** Begin **

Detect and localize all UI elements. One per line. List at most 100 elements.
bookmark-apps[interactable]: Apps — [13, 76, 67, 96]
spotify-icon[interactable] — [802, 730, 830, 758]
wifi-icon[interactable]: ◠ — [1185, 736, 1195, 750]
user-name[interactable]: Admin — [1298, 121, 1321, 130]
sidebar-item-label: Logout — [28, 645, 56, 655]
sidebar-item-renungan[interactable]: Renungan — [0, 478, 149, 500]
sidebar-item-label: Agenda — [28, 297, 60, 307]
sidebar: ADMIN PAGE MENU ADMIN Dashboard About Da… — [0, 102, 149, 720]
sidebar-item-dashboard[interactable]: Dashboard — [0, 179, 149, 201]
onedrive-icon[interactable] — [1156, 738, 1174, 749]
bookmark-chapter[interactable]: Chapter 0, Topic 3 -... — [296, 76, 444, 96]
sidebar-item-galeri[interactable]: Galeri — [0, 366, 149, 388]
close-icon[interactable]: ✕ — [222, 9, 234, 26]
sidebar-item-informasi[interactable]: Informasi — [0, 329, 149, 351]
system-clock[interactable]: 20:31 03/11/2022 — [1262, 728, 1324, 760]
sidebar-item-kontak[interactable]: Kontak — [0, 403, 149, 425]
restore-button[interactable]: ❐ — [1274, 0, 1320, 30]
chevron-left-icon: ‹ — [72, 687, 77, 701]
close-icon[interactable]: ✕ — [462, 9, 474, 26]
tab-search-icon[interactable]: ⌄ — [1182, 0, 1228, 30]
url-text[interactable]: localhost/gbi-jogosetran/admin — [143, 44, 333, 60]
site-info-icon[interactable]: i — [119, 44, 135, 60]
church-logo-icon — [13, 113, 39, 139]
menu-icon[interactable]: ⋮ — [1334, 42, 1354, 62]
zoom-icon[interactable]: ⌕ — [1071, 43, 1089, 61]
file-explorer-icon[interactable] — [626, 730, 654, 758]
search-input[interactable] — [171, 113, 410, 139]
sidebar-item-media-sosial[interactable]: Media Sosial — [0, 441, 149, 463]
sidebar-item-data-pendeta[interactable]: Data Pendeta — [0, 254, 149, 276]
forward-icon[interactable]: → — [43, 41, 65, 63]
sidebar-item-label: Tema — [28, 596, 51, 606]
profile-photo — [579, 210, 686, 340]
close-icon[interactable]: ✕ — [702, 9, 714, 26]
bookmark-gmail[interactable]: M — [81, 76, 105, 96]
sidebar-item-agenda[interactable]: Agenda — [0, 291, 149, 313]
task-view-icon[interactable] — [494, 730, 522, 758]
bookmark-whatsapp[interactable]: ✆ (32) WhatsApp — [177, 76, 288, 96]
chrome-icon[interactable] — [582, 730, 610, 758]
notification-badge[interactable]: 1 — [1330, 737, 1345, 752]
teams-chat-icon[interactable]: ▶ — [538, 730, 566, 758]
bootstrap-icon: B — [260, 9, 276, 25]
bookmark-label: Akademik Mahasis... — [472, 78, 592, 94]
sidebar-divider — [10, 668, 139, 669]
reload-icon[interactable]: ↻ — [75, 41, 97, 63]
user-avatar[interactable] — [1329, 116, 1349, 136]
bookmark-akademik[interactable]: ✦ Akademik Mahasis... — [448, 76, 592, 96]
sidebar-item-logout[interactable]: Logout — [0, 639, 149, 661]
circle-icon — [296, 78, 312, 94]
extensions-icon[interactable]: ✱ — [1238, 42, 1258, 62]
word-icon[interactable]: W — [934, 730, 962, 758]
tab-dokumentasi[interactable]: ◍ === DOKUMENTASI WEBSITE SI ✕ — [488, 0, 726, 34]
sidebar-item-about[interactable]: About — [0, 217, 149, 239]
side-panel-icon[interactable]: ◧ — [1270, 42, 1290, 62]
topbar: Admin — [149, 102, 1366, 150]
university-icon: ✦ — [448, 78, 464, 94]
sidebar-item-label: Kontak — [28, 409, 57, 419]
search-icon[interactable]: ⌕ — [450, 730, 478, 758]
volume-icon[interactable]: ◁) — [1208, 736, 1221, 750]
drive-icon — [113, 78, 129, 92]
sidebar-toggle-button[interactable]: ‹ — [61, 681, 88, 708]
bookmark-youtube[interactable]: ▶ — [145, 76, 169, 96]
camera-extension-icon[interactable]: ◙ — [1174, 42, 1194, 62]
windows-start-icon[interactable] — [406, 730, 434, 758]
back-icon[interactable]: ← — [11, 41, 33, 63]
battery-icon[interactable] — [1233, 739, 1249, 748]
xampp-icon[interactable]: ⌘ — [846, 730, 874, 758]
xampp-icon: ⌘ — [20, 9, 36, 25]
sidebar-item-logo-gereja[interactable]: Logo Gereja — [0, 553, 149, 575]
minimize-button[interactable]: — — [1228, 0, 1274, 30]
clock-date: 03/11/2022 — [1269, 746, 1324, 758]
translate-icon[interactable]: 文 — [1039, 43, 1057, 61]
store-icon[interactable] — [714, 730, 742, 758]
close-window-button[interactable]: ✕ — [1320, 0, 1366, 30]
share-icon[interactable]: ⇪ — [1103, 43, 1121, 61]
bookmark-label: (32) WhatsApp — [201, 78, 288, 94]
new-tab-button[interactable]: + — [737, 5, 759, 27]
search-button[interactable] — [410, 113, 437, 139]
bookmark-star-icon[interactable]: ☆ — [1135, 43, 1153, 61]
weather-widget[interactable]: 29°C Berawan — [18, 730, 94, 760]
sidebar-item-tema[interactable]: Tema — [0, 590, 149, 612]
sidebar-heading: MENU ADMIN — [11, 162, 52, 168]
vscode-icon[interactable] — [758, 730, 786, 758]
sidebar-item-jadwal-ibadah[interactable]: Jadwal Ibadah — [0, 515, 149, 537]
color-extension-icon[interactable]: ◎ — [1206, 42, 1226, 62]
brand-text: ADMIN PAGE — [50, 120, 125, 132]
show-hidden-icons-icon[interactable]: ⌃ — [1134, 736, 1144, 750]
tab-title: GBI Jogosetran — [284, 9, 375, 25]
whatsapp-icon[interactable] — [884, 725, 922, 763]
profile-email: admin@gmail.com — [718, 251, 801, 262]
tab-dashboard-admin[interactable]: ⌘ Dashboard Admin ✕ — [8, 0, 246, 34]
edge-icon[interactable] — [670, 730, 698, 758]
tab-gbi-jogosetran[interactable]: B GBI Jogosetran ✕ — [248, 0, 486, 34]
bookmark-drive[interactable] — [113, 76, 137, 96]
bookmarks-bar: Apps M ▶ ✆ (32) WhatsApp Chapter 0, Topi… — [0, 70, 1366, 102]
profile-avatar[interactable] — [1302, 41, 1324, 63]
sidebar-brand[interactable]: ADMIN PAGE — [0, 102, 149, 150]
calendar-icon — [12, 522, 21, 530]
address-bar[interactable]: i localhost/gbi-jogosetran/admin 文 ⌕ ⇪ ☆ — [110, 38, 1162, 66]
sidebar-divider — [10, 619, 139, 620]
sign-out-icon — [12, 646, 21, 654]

** End **

• DIRECTIONS FOR THIS TASK:
Copy out every one of the lines above word for word, without changing anything.

• FINAL RESULT:
Detect and localize all UI elements. One per line. List at most 100 elements.
bookmark-apps[interactable]: Apps — [13, 76, 67, 96]
spotify-icon[interactable] — [802, 730, 830, 758]
wifi-icon[interactable]: ◠ — [1185, 736, 1195, 750]
user-name[interactable]: Admin — [1298, 121, 1321, 130]
sidebar-item-label: Logout — [28, 645, 56, 655]
sidebar-item-renungan[interactable]: Renungan — [0, 478, 149, 500]
sidebar-item-label: Agenda — [28, 297, 60, 307]
sidebar: ADMIN PAGE MENU ADMIN Dashboard About Da… — [0, 102, 149, 720]
sidebar-item-dashboard[interactable]: Dashboard — [0, 179, 149, 201]
onedrive-icon[interactable] — [1156, 738, 1174, 749]
bookmark-chapter[interactable]: Chapter 0, Topic 3 -... — [296, 76, 444, 96]
sidebar-item-galeri[interactable]: Galeri — [0, 366, 149, 388]
close-icon[interactable]: ✕ — [222, 9, 234, 26]
sidebar-item-informasi[interactable]: Informasi — [0, 329, 149, 351]
system-clock[interactable]: 20:31 03/11/2022 — [1262, 728, 1324, 760]
sidebar-item-kontak[interactable]: Kontak — [0, 403, 149, 425]
restore-button[interactable]: ❐ — [1274, 0, 1320, 30]
chevron-left-icon: ‹ — [72, 687, 77, 701]
close-icon[interactable]: ✕ — [462, 9, 474, 26]
tab-search-icon[interactable]: ⌄ — [1182, 0, 1228, 30]
url-text[interactable]: localhost/gbi-jogosetran/admin — [143, 44, 333, 60]
site-info-icon[interactable]: i — [119, 44, 135, 60]
church-logo-icon — [13, 113, 39, 139]
menu-icon[interactable]: ⋮ — [1334, 42, 1354, 62]
zoom-icon[interactable]: ⌕ — [1071, 43, 1089, 61]
file-explorer-icon[interactable] — [626, 730, 654, 758]
search-input[interactable] — [171, 113, 410, 139]
sidebar-item-media-sosial[interactable]: Media Sosial — [0, 441, 149, 463]
sidebar-item-data-pendeta[interactable]: Data Pendeta — [0, 254, 149, 276]
forward-icon[interactable]: → — [43, 41, 65, 63]
sidebar-item-label: Tema — [28, 596, 51, 606]
profile-photo — [579, 210, 686, 340]
close-icon[interactable]: ✕ — [702, 9, 714, 26]
bookmark-gmail[interactable]: M — [81, 76, 105, 96]
sidebar-item-agenda[interactable]: Agenda — [0, 291, 149, 313]
task-view-icon[interactable] — [494, 730, 522, 758]
bookmark-whatsapp[interactable]: ✆ (32) WhatsApp — [177, 76, 288, 96]
chrome-icon[interactable] — [582, 730, 610, 758]
notification-badge[interactable]: 1 — [1330, 737, 1345, 752]
teams-chat-icon[interactable]: ▶ — [538, 730, 566, 758]
bootstrap-icon: B — [260, 9, 276, 25]
bookmark-label: Akademik Mahasis... — [472, 78, 592, 94]
sidebar-divider — [10, 668, 139, 669]
reload-icon[interactable]: ↻ — [75, 41, 97, 63]
user-avatar[interactable] — [1329, 116, 1349, 136]
bookmark-akademik[interactable]: ✦ Akademik Mahasis... — [448, 76, 592, 96]
sidebar-item-logout[interactable]: Logout — [0, 639, 149, 661]
circle-icon — [296, 78, 312, 94]
extensions-icon[interactable]: ✱ — [1238, 42, 1258, 62]
word-icon[interactable]: W — [934, 730, 962, 758]
tab-dokumentasi[interactable]: ◍ === DOKUMENTASI WEBSITE SI ✕ — [488, 0, 726, 34]
sidebar-item-about[interactable]: About — [0, 217, 149, 239]
side-panel-icon[interactable]: ◧ — [1270, 42, 1290, 62]
topbar: Admin — [149, 102, 1366, 150]
university-icon: ✦ — [448, 78, 464, 94]
sidebar-item-label: Kontak — [28, 409, 57, 419]
search-icon[interactable]: ⌕ — [450, 730, 478, 758]
volume-icon[interactable]: ◁) — [1208, 736, 1221, 750]
drive-icon — [113, 78, 129, 92]
sidebar-toggle-button[interactable]: ‹ — [61, 681, 88, 708]
bookmark-youtube[interactable]: ▶ — [145, 76, 169, 96]
camera-extension-icon[interactable]: ◙ — [1174, 42, 1194, 62]
windows-start-icon[interactable] — [406, 730, 434, 758]
back-icon[interactable]: ← — [11, 41, 33, 63]
battery-icon[interactable] — [1233, 739, 1249, 748]
xampp-icon[interactable]: ⌘ — [846, 730, 874, 758]
xampp-icon: ⌘ — [20, 9, 36, 25]
sidebar-item-logo-gereja[interactable]: Logo Gereja — [0, 553, 149, 575]
minimize-button[interactable]: — — [1228, 0, 1274, 30]
clock-date: 03/11/2022 — [1269, 746, 1324, 758]
translate-icon[interactable]: 文 — [1039, 43, 1057, 61]
store-icon[interactable] — [714, 730, 742, 758]
close-window-button[interactable]: ✕ — [1320, 0, 1366, 30]
share-icon[interactable]: ⇪ — [1103, 43, 1121, 61]
bookmark-label: (32) WhatsApp — [201, 78, 288, 94]
new-tab-button[interactable]: + — [737, 5, 759, 27]
search-button[interactable] — [410, 113, 437, 139]
bookmark-star-icon[interactable]: ☆ — [1135, 43, 1153, 61]
weather-widget[interactable]: 29°C Berawan — [18, 730, 94, 760]
sidebar-item-tema[interactable]: Tema — [0, 590, 149, 612]
sidebar-heading: MENU ADMIN — [11, 162, 52, 168]
vscode-icon[interactable] — [758, 730, 786, 758]
sidebar-item-jadwal-ibadah[interactable]: Jadwal Ibadah — [0, 515, 149, 537]
color-extension-icon[interactable]: ◎ — [1206, 42, 1226, 62]
brand-text: ADMIN PAGE — [50, 120, 125, 132]
show-hidden-icons-icon[interactable]: ⌃ — [1134, 736, 1144, 750]
tab-title: GBI Jogosetran — [284, 9, 375, 25]
whatsapp-icon[interactable] — [884, 725, 922, 763]
profile-email: admin@gmail.com — [718, 251, 801, 262]
tab-dashboard-admin[interactable]: ⌘ Dashboard Admin ✕ — [8, 0, 246, 34]
edge-icon[interactable] — [670, 730, 698, 758]
tab-gbi-jogosetran[interactable]: B GBI Jogosetran ✕ — [248, 0, 486, 34]
bookmark-drive[interactable] — [113, 76, 137, 96]
bookmarks-bar: Apps M ▶ ✆ (32) WhatsApp Chapter 0, Topi… — [0, 70, 1366, 102]
profile-avatar[interactable] — [1302, 41, 1324, 63]
sidebar-brand[interactable]: ADMIN PAGE — [0, 102, 149, 150]
calendar-icon — [12, 522, 21, 530]
address-bar[interactable]: i localhost/gbi-jogosetran/admin 文 ⌕ ⇪ ☆ — [110, 38, 1162, 66]
sidebar-divider — [10, 619, 139, 620]
sign-out-icon — [12, 646, 21, 654]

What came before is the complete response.